TASK REQUIREMENTS =
Can you retype every record below exactly as written?

Stored entries =
________

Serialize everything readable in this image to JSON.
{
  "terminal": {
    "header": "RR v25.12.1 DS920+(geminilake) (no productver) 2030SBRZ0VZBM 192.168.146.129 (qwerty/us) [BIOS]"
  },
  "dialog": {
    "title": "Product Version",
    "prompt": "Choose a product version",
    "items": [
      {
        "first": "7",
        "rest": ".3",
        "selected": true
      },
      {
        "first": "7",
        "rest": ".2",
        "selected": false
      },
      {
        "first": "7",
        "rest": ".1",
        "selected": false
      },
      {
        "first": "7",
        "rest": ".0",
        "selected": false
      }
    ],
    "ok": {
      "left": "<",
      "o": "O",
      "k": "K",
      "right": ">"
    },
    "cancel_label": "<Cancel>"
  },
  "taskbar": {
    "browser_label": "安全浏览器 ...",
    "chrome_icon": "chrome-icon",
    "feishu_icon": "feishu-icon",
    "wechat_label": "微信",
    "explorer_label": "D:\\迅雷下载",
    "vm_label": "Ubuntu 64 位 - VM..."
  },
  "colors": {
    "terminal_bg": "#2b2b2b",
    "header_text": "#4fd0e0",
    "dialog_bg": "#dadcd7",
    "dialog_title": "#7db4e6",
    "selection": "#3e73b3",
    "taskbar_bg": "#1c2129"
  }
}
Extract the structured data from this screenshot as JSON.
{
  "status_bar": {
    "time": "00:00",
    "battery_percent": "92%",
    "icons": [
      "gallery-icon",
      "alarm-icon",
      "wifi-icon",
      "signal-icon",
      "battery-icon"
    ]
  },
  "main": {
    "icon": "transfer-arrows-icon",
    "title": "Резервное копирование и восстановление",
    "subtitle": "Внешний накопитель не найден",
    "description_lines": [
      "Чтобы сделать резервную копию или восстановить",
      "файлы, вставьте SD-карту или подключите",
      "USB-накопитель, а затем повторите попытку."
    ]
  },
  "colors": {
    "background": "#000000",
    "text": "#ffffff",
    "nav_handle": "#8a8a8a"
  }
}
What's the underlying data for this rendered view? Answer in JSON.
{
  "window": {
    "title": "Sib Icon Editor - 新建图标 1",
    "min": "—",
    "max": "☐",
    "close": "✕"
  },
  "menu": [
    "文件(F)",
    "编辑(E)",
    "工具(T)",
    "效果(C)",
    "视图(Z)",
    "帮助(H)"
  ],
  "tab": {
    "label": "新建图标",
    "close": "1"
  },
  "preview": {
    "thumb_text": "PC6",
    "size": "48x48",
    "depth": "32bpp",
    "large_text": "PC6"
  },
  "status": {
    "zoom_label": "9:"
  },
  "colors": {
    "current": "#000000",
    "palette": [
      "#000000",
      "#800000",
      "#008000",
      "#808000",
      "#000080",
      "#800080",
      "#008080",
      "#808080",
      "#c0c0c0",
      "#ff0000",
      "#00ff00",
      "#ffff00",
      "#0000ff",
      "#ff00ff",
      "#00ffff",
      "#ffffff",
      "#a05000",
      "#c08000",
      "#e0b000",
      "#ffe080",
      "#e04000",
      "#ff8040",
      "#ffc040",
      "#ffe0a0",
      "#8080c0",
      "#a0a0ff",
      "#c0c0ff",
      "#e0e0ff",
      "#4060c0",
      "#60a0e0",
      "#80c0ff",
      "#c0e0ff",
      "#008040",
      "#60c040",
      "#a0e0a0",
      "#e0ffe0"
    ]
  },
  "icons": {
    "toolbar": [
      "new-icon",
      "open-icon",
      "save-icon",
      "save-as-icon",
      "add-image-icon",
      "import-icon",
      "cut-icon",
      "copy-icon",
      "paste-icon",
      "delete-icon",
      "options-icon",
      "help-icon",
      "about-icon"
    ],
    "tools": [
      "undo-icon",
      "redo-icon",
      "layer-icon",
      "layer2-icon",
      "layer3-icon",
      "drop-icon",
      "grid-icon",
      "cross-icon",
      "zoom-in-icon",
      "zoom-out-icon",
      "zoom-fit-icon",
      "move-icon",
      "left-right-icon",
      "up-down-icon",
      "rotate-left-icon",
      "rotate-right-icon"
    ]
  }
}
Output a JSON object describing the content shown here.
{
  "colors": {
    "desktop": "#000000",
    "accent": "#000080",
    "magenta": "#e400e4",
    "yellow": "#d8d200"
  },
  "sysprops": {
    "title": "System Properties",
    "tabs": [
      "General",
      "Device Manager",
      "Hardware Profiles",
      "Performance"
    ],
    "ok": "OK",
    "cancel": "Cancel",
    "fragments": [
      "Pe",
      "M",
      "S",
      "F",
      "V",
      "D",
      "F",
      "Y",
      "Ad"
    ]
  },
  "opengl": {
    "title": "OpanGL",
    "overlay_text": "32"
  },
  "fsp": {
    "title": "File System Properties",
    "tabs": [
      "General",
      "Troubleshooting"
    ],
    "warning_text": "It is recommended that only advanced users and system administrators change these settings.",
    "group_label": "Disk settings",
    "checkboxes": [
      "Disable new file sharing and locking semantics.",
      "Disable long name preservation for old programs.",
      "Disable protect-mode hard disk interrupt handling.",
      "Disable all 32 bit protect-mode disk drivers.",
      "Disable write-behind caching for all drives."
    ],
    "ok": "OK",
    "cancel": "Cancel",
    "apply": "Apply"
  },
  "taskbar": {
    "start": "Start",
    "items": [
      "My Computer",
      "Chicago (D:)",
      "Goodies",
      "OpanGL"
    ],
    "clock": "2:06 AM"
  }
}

________

SOLUTION =
Serialize everything readable in this image to JSON.
{
  "terminal": {
    "header": "RR v25.12.1 DS920+(geminilake) (no productver) 2030SBRZ0VZBM 192.168.146.129 (qwerty/us) [BIOS]"
  },
  "dialog": {
    "title": "Product Version",
    "prompt": "Choose a product version",
    "items": [
      {
        "first": "7",
        "rest": ".3",
        "selected": true
      },
      {
        "first": "7",
        "rest": ".2",
        "selected": false
      },
      {
        "first": "7",
        "rest": ".1",
        "selected": false
      },
      {
        "first": "7",
        "rest": ".0",
        "selected": false
      }
    ],
    "ok": {
      "left": "<",
      "o": "O",
      "k": "K",
      "right": ">"
    },
    "cancel_label": "<Cancel>"
  },
  "taskbar": {
    "browser_label": "安全浏览器 ...",
    "chrome_icon": "chrome-icon",
    "feishu_icon": "feishu-icon",
    "wechat_label": "微信",
    "explorer_label": "D:\\迅雷下载",
    "vm_label": "Ubuntu 64 位 - VM..."
  },
  "colors": {
    "terminal_bg": "#2b2b2b",
    "header_text": "#4fd0e0",
    "dialog_bg": "#dadcd7",
    "dialog_title": "#7db4e6",
    "selection": "#3e73b3",
    "taskbar_bg": "#1c2129"
  }
}
Extract the structured data from this screenshot as JSON.
{
  "status_bar": {
    "time": "00:00",
    "battery_percent": "92%",
    "icons": [
      "gallery-icon",
      "alarm-icon",
      "wifi-icon",
      "signal-icon",
      "battery-icon"
    ]
  },
  "main": {
    "icon": "transfer-arrows-icon",
    "title": "Резервное копирование и восстановление",
    "subtitle": "Внешний накопитель не найден",
    "description_lines": [
      "Чтобы сделать резервную копию или восстановить",
      "файлы, вставьте SD-карту или подключите",
      "USB-накопитель, а затем повторите попытку."
    ]
  },
  "colors": {
    "background": "#000000",
    "text": "#ffffff",
    "nav_handle": "#8a8a8a"
  }
}
What's the underlying data for this rendered view? Answer in JSON.
{
  "window": {
    "title": "Sib Icon Editor - 新建图标 1",
    "min": "—",
    "max": "☐",
    "close": "✕"
  },
  "menu": [
    "文件(F)",
    "编辑(E)",
    "工具(T)",
    "效果(C)",
    "视图(Z)",
    "帮助(H)"
  ],
  "tab": {
    "label": "新建图标",
    "close": "1"
  },
  "preview": {
    "thumb_text": "PC6",
    "size": "48x48",
    "depth": "32bpp",
    "large_text": "PC6"
  },
  "status": {
    "zoom_label": "9:"
  },
  "colors": {
    "current": "#000000",
    "palette": [
      "#000000",
      "#800000",
      "#008000",
      "#808000",
      "#000080",
      "#800080",
      "#008080",
      "#808080",
      "#c0c0c0",
      "#ff0000",
      "#00ff00",
      "#ffff00",
      "#0000ff",
      "#ff00ff",
      "#00ffff",
      "#ffffff",
      "#a05000",
      "#c08000",
      "#e0b000",
      "#ffe080",
      "#e04000",
      "#ff8040",
      "#ffc040",
      "#ffe0a0",
      "#8080c0",
      "#a0a0ff",
      "#c0c0ff",
      "#e0e0ff",
      "#4060c0",
      "#60a0e0",
      "#80c0ff",
      "#c0e0ff",
      "#008040",
      "#60c040",
      "#a0e0a0",
      "#e0ffe0"
    ]
  },
  "icons": {
    "toolbar": [
      "new-icon",
      "open-icon",
      "save-icon",
      "save-as-icon",
      "add-image-icon",
      "import-icon",
      "cut-icon",
      "copy-icon",
      "paste-icon",
      "delete-icon",
      "options-icon",
      "help-icon",
      "about-icon"
    ],
    "tools": [
      "undo-icon",
      "redo-icon",
      "layer-icon",
      "layer2-icon",
      "layer3-icon",
      "drop-icon",
      "grid-icon",
      "cross-icon",
      "zoom-in-icon",
      "zoom-out-icon",
      "zoom-fit-icon",
      "move-icon",
      "left-right-icon",
      "up-down-icon",
      "rotate-left-icon",
      "rotate-right-icon"
    ]
  }
}
Output a JSON object describing the content shown here.
{
  "colors": {
    "desktop": "#000000",
    "accent": "#000080",
    "magenta": "#e400e4",
    "yellow": "#d8d200"
  },
  "sysprops": {
    "title": "System Properties",
    "tabs": [
      "General",
      "Device Manager",
      "Hardware Profiles",
      "Performance"
    ],
    "ok": "OK",
    "cancel": "Cancel",
    "fragments": [
      "Pe",
      "M",
      "S",
      "F",
      "V",
      "D",
      "F",
      "Y",
      "Ad"
    ]
  },
  "opengl": {
    "title": "OpanGL",
    "overlay_text": "32"
  },
  "fsp": {
    "title": "File System Properties",
    "tabs": [
      "General",
      "Troubleshooting"
    ],
    "warning_text": "It is recommended that only advanced users and system administrators change these settings.",
    "group_label": "Disk settings",
    "checkboxes": [
      "Disable new file sharing and locking semantics.",
      "Disable long name preservation for old programs.",
      "Disable protect-mode hard disk interrupt handling.",
      "Disable all 32 bit protect-mode disk drivers.",
      "Disable write-behind caching for all drives."
    ],
    "ok": "OK",
    "cancel": "Cancel",
    "apply": "Apply"
  },
  "taskbar": {
    "start": "Start",
    "items": [
      "My Computer",
      "Chicago (D:)",
      "Goodies",
      "OpanGL"
    ],
    "clock": "2:06 AM"
  }
}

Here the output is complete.